* [Data for this exercise]
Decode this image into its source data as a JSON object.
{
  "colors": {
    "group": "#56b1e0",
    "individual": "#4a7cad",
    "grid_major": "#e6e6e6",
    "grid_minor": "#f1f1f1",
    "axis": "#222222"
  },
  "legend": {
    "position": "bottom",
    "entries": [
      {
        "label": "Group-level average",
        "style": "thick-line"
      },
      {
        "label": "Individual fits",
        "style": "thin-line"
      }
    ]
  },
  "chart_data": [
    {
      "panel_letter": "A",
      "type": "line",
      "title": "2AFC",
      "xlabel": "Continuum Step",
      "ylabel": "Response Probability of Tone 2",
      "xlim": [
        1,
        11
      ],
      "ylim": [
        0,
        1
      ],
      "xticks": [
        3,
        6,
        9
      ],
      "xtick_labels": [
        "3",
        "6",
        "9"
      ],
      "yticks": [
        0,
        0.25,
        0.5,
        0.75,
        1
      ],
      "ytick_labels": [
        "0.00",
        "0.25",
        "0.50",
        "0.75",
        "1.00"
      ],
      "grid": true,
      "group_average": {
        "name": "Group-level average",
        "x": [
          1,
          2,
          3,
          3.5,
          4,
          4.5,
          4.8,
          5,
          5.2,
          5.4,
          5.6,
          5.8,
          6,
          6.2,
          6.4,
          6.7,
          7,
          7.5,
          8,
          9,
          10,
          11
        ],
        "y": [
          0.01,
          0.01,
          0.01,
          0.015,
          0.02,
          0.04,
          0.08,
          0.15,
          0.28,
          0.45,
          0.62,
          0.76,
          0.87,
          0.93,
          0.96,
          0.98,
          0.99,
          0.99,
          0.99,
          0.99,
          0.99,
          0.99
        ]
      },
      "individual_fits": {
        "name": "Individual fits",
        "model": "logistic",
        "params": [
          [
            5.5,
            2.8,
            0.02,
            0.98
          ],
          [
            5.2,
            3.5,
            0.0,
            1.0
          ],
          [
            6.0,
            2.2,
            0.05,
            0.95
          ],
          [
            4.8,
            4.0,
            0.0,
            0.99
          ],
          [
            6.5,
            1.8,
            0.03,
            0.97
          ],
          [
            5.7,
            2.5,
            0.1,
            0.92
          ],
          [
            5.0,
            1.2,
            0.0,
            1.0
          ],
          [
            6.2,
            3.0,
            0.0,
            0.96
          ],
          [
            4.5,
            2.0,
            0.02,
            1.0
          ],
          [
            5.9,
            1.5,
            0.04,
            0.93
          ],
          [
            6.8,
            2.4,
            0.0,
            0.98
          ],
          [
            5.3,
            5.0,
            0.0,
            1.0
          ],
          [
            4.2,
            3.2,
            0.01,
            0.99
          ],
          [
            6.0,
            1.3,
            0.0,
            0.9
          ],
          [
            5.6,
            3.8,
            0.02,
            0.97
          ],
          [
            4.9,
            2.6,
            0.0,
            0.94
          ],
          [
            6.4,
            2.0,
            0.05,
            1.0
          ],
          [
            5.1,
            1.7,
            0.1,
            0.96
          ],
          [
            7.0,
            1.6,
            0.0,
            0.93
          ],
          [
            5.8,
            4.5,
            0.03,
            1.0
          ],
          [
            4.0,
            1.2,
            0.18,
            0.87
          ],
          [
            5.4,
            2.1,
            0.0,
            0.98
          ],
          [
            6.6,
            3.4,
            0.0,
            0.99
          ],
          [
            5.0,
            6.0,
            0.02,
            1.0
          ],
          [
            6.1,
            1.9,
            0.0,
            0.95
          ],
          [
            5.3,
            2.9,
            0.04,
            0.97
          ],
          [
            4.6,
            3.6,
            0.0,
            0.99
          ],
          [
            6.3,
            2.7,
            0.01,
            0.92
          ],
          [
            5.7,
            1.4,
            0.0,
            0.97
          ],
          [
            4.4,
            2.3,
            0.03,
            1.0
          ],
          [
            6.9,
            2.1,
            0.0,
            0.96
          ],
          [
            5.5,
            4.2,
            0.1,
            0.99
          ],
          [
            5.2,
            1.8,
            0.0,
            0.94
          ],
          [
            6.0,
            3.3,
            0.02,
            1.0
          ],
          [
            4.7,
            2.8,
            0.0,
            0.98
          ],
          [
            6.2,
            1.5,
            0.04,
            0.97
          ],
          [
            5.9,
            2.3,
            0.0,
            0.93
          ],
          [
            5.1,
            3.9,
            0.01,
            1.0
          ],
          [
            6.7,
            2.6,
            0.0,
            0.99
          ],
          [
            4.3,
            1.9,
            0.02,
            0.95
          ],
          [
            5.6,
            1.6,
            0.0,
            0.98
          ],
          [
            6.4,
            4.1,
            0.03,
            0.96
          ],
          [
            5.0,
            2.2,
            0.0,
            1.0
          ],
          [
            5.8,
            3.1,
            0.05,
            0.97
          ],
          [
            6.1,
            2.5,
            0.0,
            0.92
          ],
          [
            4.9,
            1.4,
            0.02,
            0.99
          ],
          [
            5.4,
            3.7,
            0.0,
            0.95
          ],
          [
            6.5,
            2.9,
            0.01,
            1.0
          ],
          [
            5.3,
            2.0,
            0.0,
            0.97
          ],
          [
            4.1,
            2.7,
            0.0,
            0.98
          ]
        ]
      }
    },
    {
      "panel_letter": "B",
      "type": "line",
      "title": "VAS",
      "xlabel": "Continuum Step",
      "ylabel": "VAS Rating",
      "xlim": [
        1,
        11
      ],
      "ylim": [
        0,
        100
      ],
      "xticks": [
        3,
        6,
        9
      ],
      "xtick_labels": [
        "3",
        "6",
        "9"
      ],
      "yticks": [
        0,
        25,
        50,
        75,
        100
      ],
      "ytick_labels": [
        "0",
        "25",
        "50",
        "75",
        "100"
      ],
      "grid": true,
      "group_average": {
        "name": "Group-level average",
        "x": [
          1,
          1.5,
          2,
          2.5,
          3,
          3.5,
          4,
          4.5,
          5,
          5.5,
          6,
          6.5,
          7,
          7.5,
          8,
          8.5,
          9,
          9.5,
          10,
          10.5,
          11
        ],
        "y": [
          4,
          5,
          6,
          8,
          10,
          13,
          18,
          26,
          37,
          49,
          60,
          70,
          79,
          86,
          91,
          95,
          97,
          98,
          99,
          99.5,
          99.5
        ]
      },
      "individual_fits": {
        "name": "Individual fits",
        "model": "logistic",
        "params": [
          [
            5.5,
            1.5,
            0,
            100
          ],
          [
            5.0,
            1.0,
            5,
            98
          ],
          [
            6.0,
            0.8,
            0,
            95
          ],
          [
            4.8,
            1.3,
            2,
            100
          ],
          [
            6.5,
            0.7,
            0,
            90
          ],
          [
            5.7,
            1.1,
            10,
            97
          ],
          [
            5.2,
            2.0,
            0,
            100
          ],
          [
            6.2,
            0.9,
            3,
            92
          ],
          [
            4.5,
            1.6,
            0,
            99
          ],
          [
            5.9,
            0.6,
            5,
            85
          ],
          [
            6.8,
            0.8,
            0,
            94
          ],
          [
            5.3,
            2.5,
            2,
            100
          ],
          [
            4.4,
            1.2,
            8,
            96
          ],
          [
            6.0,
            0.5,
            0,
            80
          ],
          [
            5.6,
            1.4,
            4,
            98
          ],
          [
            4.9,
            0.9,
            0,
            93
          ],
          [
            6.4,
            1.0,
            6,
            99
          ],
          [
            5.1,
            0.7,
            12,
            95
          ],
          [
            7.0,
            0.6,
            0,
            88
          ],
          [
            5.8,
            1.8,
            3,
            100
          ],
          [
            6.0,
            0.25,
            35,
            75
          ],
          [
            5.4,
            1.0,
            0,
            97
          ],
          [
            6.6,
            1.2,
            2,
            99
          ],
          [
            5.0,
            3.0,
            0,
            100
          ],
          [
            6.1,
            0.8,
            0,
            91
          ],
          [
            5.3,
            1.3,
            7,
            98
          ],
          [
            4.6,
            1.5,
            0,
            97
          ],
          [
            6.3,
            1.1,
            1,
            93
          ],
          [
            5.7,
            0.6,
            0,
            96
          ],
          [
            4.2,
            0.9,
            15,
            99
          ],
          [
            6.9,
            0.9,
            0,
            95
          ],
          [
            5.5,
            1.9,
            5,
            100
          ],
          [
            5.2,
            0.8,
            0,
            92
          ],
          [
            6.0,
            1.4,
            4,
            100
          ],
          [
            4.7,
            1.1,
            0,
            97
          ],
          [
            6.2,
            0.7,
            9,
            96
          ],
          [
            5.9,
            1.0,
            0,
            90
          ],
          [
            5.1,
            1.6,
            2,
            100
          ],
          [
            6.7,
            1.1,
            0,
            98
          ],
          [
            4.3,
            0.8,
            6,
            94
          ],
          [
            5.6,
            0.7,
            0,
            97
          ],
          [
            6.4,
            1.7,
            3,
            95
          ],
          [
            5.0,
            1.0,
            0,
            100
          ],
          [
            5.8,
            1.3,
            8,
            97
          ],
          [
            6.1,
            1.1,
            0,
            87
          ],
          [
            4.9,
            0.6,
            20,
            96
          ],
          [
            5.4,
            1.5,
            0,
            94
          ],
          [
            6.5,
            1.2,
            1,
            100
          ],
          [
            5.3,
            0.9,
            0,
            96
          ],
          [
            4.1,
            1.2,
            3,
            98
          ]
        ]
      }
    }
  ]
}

* [Instructions for the task] Look through the data above. Copy every line with the string "ylabel" in it.

* [The result]
      "ylabel": "Response Probability of Tone 2",
      "ylabel": "VAS Rating",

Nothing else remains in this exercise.